# ANGEZEIGTER TEXT:
○ ○ ○ ○ ○ ○ ○
Neubau Campus HES-SO, in Brig: Bau für höhere Ausbildung
Die Fachhochschullandschaft im Kanton Wallis soll um einen neuen Standort in Brig wachsen. Im Projektwettbewerb machte ein Entwurf das Rennen, der die drei beteiligten Institutionen in einem kompakten Bauwerk unter ein Dach bringt. Architektonisches Highlight ist das zentrale Atrium.

Quelle: Aron Lorincz Ateliers
Ein neuer Bau an der alten Strasse von Brig nach Visp: Visualisierung des Siegerprojekts auf dem geplanten, neuen Campus in Brig-Glis. Im Hintergrund ist das Spitalzentrum Oberwallis zu erkennen.
Das Akronym HES-SO steht für Haute école spécialisée de Suisse occidentale, was sich auf Deutsch mit Westschweizer Hochschule für angewandte Wissenschaften und Kunst übersetzen lässt. Das 1998 gegründete Bildungsimperium umfasst 28 Schulen in den Kantonen Freiburg, Genf, Jura, Neuenburg, Wallis, Waadt und Bern. Die knapp 2800 Studentinnen und Studenten der HES-SO Wallis verteilen sich heute auf insgesamt fünf Hochschulen: die Schule für Gestaltung und Hochschule für Kunst, die Hochschule für Wirtschaft, die Hochschule für Ingenieurwissenschaften, die Hochschule für Gesundheit sowie die Hochschule und Höhere Fachschule für Soziale Arbeit.
Die HES-SO Wallis hat sich nun, gemeinsam mit der Stiftung HF Gesundheit Valais-Wallis und dem Kanton, zum Ziel gesetzt, die Zahl der Studenten, die für ihr Studium das Wallis verlassen, stark zu reduzieren. Mit dem Neubau des Campus in Brig-Glis sollen sie einen attraktiven Ausbildungsort mit zeitgemäss ausgestatteten Infrastrukturen im Oberwallis erhalten. Der Campus Brig-Glis soll dem bestehenden Ausbildungsangebot des FH-Bachelors in Pflege ein neues Zuhause bieten. Dieses soll es sich mit den Ingenieurwissenschaften (Life Technologies, Informatik und Kommunikationssysteme, Industriesysteme) sowie der Betriebswirtschaftslehre teilen.
○ ○ ○ ○ ○ ○ ○
Datensätze aus einer Datensammlung
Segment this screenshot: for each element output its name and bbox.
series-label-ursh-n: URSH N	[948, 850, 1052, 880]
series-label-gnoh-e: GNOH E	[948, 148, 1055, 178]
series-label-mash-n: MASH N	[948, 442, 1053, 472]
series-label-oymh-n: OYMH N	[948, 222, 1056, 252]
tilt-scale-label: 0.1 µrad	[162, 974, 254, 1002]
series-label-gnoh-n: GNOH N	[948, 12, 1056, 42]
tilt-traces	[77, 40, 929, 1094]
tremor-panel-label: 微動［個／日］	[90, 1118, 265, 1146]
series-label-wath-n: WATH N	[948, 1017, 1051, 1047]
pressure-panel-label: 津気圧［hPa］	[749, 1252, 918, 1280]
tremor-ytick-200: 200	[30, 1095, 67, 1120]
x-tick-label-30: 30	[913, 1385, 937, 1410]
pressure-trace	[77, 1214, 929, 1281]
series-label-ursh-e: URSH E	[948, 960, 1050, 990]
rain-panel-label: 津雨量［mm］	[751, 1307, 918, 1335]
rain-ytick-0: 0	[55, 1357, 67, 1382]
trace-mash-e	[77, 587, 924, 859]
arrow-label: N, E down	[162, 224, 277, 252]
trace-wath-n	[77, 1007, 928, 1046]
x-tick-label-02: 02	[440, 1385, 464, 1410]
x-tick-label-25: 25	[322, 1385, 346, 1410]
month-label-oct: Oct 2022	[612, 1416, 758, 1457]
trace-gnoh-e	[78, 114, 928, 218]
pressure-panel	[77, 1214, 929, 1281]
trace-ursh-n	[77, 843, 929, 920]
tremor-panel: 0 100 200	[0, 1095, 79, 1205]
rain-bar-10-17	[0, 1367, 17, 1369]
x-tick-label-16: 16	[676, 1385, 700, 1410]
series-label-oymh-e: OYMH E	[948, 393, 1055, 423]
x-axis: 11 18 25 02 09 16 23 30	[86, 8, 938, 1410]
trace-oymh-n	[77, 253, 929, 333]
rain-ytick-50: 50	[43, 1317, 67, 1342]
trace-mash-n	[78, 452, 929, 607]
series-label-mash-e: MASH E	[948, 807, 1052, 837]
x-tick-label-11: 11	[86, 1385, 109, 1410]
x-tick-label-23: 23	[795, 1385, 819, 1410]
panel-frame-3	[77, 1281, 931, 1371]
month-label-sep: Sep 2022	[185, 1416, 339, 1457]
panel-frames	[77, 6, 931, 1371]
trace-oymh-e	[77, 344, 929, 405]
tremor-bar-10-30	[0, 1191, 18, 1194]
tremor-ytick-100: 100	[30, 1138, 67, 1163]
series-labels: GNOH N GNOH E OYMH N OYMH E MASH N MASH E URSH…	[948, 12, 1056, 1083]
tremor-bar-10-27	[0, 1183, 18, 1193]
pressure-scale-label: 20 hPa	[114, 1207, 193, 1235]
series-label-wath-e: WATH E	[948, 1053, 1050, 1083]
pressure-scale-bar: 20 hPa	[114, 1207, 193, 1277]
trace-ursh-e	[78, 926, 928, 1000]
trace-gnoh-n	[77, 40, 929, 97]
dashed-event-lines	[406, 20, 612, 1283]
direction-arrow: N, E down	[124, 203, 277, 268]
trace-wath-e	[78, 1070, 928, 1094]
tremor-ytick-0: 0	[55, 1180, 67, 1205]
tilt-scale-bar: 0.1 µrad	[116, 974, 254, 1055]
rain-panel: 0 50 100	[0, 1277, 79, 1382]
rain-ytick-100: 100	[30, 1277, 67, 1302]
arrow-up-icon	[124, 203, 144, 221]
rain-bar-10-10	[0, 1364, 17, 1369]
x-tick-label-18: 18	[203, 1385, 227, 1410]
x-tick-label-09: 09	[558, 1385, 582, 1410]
○ ○ ○ ○ ○ ○ ○
# GESTELLTE AUFGABE:
Führe den Bericht über den Neubau des HES-SO-Campus in Brig bitte im Anschluss an seinen letzten Satz weiter.

# ERGEBNIS DER ÜBUNG:
Verschiedene Nutzungen in Spitalnähe
Mit an Bord bei diesem Projekt sind neben der HES-SO die bereits genannten Bildungseinrichtungen Pädagogische Hochschule Valais-Wallis PH-VS mit ihrem steigenden Raumbedürfnis sowie die Höhere Fachschule (HF) Gesundheit des Kantons. In einem offenen, einstufigen Projektwettbewerb suchten Teams aus Architektur- und Bauingenieurbüros nach Lösungen für ein leistungsfähiges, wirtschaftlich effizientes und nachhaltiges Bildungs- und Forschungszentrum, in dem alle drei Institutionen unterkommen. Die Innovation als zentrales Anliegen der Institutionen sollte dabei im Vordergrund stehen.
Als Bauplatz dienen bisher unbebaute Parzellen im Quartier Sandmatte im Ortsteil Glis. Sie gehören der Stadtgemeinde Brig-Glis und werden dem Kanton Wallis zur Verfügung gestellt. Das nach Westen sanft abfallende Gelände befindet sich im Talboden. Es liegt westlich des Stadtzentrums, nahe des linken Rhoneufers, direkt unterhalb der Einmündung der Saltina. Im Süden grenzt es an die Überlandstrasse, welche das Rhonetal hinabführt. Weiter westlich befinden sich Einrichtungen der öffentlichen Hand: Polizeiposten, die Feuerwache, der Werkhof und das Bauamt der Stadt. Direkter Nachbar im Nordosten ist das Spitalzentrum Oberwallis. Dessen Bausubstanz aus den 1970er-Jahren wird derzeit saniert und ausgebaut. Zwischen ihm und dem künftigen Bildungsbau besteht ein Synergiepotenzial, das man nutzen möchte.

Quelle: Wulf Architekten GmbH
Die Schule grenzt an einen ausgedehnten Freiraum über der neuen Einstellhalle. Diese wiederum wird mit dem Spital geteilt.

Quelle: Wulf Architekten GmbH
Die Umgebung der geplanten neuen Hochschule wird geprägt durch diverse Infrastrukturbauten der öffentlichen Hand.
Kompakter Geschoss-Stapel
Die Wettbewerbsteams waren mit einer geplanten Hauptnutzfläche von rund 8830 Quadratmetern konfrontiert. Ihre Projekte hatten einen Campus mit Platz für 270 bis 330 Vollzeit-Studenten sowie 50 bis 80 Dozenten und Forscher zu schaffen. Zum vorgegebenen Raumprogramm gehörten Unterrichts-, Fach-, Labor- und Büroräume sowie von allen Institutionen geteilte Hörsäle, eine Aula, eine Mediathek und eine Cafeteria / Mensa. Die Projekte hatten die Vielfalt der verwobenen Innennutzungen erlebbar zu machen.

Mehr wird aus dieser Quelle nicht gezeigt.